# What this task involves:
Write out the complete material exactly as it stands.

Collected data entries
───

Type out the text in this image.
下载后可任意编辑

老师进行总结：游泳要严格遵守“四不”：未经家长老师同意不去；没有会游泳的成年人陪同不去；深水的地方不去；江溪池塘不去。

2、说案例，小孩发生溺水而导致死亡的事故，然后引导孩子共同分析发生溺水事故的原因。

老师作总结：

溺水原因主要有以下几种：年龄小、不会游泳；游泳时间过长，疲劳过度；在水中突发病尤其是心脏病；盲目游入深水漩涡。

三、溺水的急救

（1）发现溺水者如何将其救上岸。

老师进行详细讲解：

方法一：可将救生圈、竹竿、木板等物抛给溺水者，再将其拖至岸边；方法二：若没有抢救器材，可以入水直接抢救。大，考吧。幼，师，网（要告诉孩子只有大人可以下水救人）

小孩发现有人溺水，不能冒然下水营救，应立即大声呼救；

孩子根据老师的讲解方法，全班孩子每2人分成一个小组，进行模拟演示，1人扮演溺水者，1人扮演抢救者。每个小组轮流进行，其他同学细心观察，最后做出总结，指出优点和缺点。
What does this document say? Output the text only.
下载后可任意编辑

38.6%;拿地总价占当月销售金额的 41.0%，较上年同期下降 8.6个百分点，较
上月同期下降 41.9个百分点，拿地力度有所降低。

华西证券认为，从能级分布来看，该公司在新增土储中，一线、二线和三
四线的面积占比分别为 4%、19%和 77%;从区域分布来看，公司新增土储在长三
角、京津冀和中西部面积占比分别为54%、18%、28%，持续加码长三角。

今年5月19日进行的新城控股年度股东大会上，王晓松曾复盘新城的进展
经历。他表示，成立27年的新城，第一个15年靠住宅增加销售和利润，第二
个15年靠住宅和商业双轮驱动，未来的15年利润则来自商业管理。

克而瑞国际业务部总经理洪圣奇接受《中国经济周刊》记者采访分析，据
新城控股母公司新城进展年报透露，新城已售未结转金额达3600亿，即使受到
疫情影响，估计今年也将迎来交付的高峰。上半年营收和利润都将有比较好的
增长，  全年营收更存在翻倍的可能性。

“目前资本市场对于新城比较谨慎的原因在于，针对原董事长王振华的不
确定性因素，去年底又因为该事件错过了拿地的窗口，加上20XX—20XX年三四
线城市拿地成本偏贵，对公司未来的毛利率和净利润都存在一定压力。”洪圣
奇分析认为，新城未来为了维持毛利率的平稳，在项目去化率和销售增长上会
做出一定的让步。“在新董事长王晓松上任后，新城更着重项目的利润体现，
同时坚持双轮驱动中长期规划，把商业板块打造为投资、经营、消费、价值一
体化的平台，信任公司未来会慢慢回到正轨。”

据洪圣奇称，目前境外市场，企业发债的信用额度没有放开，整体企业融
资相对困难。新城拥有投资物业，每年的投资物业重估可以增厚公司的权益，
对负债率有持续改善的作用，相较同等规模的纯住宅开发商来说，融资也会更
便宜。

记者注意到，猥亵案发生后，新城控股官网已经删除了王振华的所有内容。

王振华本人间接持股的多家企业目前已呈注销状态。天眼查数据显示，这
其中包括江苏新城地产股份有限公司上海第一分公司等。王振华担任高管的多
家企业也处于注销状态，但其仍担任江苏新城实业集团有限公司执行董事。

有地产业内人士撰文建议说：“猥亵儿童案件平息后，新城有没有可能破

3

───

# Exercise response:
Type out the text in this image.
下载后可任意编辑

老师进行总结：游泳要严格遵守“四不”：未经家长老师同意不去；没有会游泳的成年人陪同不去；深水的地方不去；江溪池塘不去。

2、说案例，小孩发生溺水而导致死亡的事故，然后引导孩子共同分析发生溺水事故的原因。

老师作总结：

溺水原因主要有以下几种：年龄小、不会游泳；游泳时间过长，疲劳过度；在水中突发病尤其是心脏病；盲目游入深水漩涡。

三、溺水的急救

（1）发现溺水者如何将其救上岸。

老师进行详细讲解：

方法一：可将救生圈、竹竿、木板等物抛给溺水者，再将其拖至岸边；方法二：若没有抢救器材，可以入水直接抢救。大，考吧。幼，师，网（要告诉孩子只有大人可以下水救人）

小孩发现有人溺水，不能冒然下水营救，应立即大声呼救；

孩子根据老师的讲解方法，全班孩子每2人分成一个小组，进行模拟演示，1人扮演溺水者，1人扮演抢救者。每个小组轮流进行，其他同学细心观察，最后做出总结，指出优点和缺点。
What does this document say? Output the text only.
下载后可任意编辑

38.6%;拿地总价占当月销售金额的 41.0%，较上年同期下降 8.6个百分点，较
上月同期下降 41.9个百分点，拿地力度有所降低。

华西证券认为，从能级分布来看，该公司在新增土储中，一线、二线和三
四线的面积占比分别为 4%、19%和 77%;从区域分布来看，公司新增土储在长三
角、京津冀和中西部面积占比分别为54%、18%、28%，持续加码长三角。

今年5月19日进行的新城控股年度股东大会上，王晓松曾复盘新城的进展
经历。他表示，成立27年的新城，第一个15年靠住宅增加销售和利润，第二
个15年靠住宅和商业双轮驱动，未来的15年利润则来自商业管理。

克而瑞国际业务部总经理洪圣奇接受《中国经济周刊》记者采访分析，据
新城控股母公司新城进展年报透露，新城已售未结转金额达3600亿，即使受到
疫情影响，估计今年也将迎来交付的高峰。上半年营收和利润都将有比较好的
增长，  全年营收更存在翻倍的可能性。

“目前资本市场对于新城比较谨慎的原因在于，针对原董事长王振华的不
确定性因素，去年底又因为该事件错过了拿地的窗口，加上20XX—20XX年三四
线城市拿地成本偏贵，对公司未来的毛利率和净利润都存在一定压力。”洪圣
奇分析认为，新城未来为了维持毛利率的平稳，在项目去化率和销售增长上会
做出一定的让步。“在新董事长王晓松上任后，新城更着重项目的利润体现，
同时坚持双轮驱动中长期规划，把商业板块打造为投资、经营、消费、价值一
体化的平台，信任公司未来会慢慢回到正轨。”

据洪圣奇称，目前境外市场，企业发债的信用额度没有放开，整体企业融
资相对困难。新城拥有投资物业，每年的投资物业重估可以增厚公司的权益，
对负债率有持续改善的作用，相较同等规模的纯住宅开发商来说，融资也会更
便宜。

记者注意到，猥亵案发生后，新城控股官网已经删除了王振华的所有内容。

王振华本人间接持股的多家企业目前已呈注销状态。天眼查数据显示，这
其中包括江苏新城地产股份有限公司上海第一分公司等。王振华担任高管的多
家企业也处于注销状态，但其仍担任江苏新城实业集团有限公司执行董事。

有地产业内人士撰文建议说：“猥亵儿童案件平息后，新城有没有可能破

3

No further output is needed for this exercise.